-------- Exercise materials --------
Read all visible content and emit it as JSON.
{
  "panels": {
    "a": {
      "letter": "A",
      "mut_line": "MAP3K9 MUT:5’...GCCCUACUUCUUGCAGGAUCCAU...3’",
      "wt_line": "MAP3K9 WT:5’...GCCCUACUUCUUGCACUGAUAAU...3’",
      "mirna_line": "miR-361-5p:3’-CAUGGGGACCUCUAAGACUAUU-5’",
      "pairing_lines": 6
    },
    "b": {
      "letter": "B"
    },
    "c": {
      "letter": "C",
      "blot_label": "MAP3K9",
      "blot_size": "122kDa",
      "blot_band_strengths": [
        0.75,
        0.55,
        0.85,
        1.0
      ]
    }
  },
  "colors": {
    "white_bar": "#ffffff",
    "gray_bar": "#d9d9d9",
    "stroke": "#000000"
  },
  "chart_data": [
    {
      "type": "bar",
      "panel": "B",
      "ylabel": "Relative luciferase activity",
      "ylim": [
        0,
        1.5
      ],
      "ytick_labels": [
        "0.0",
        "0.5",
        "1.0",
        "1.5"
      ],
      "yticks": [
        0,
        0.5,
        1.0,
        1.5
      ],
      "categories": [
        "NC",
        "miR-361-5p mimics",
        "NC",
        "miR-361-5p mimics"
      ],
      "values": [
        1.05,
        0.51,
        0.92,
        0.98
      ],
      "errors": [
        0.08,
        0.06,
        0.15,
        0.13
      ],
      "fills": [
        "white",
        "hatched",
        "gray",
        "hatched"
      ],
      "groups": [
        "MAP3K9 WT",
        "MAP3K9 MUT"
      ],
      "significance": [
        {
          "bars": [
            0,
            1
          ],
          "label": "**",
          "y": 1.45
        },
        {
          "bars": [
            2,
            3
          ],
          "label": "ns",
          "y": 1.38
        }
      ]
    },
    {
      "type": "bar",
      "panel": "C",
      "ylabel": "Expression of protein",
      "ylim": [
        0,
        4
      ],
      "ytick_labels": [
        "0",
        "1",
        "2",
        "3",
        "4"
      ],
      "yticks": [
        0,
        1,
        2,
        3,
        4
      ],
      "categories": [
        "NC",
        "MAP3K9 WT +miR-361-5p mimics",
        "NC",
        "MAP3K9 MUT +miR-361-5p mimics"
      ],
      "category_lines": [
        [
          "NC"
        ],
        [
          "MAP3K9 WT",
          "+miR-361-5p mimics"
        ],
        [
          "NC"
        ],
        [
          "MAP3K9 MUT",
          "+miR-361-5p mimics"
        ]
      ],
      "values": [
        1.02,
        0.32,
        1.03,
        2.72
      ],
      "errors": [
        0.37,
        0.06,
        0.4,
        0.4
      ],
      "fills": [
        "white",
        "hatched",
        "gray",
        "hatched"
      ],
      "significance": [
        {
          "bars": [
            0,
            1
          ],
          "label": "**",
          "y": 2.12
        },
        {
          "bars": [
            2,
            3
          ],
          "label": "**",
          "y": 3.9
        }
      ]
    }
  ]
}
--------
■ Task requirements ■
Write out every entry word for word.

■ Exercise response ■
Read all visible content and emit it as JSON.
{
  "panels": {
    "a": {
      "letter": "A",
      "mut_line": "MAP3K9 MUT:5’...GCCCUACUUCUUGCAGGAUCCAU...3’",
      "wt_line": "MAP3K9 WT:5’...GCCCUACUUCUUGCACUGAUAAU...3’",
      "mirna_line": "miR-361-5p:3’-CAUGGGGACCUCUAAGACUAUU-5’",
      "pairing_lines": 6
    },
    "b": {
      "letter": "B"
    },
    "c": {
      "letter": "C",
      "blot_label": "MAP3K9",
      "blot_size": "122kDa",
      "blot_band_strengths": [
        0.75,
        0.55,
        0.85,
        1.0
      ]
    }
  },
  "colors": {
    "white_bar": "#ffffff",
    "gray_bar": "#d9d9d9",
    "stroke": "#000000"
  },
  "chart_data": [
    {
      "type": "bar",
      "panel": "B",
      "ylabel": "Relative luciferase activity",
      "ylim": [
        0,
        1.5
      ],
      "ytick_labels": [
        "0.0",
        "0.5",
        "1.0",
        "1.5"
      ],
      "yticks": [
        0,
        0.5,
        1.0,
        1.5
      ],
      "categories": [
        "NC",
        "miR-361-5p mimics",
        "NC",
        "miR-361-5p mimics"
      ],
      "values": [
        1.05,
        0.51,
        0.92,
        0.98
      ],
      "errors": [
        0.08,
        0.06,
        0.15,
        0.13
      ],
      "fills": [
        "white",
        "hatched",
        "gray",
        "hatched"
      ],
      "groups": [
        "MAP3K9 WT",
        "MAP3K9 MUT"
      ],
      "significance": [
        {
          "bars": [
            0,
            1
          ],
          "label": "**",
          "y": 1.45
        },
        {
          "bars": [
            2,
            3
          ],
          "label": "ns",
          "y": 1.38
        }
      ]
    },
    {
      "type": "bar",
      "panel": "C",
      "ylabel": "Expression of protein",
      "ylim": [
        0,
        4
      ],
      "ytick_labels": [
        "0",
        "1",
        "2",
        "3",
        "4"
      ],
      "yticks": [
        0,
        1,
        2,
        3,
        4
      ],
      "categories": [
        "NC",
        "MAP3K9 WT +miR-361-5p mimics",
        "NC",
        "MAP3K9 MUT +miR-361-5p mimics"
      ],
      "category_lines": [
        [
          "NC"
        ],
        [
          "MAP3K9 WT",
          "+miR-361-5p mimics"
        ],
        [
          "NC"
        ],
        [
          "MAP3K9 MUT",
          "+miR-361-5p mimics"
        ]
      ],
      "values": [
        1.02,
        0.32,
        1.03,
        2.72
      ],
      "errors": [
        0.37,
        0.06,
        0.4,
        0.4
      ],
      "fills": [
        "white",
        "hatched",
        "gray",
        "hatched"
      ],
      "significance": [
        {
          "bars": [
            0,
            1
          ],
          "label": "**",
          "y": 2.12
        },
        {
          "bars": [
            2,
            3
          ],
          "label": "**",
          "y": 3.9
        }
      ]
    }
  ]
}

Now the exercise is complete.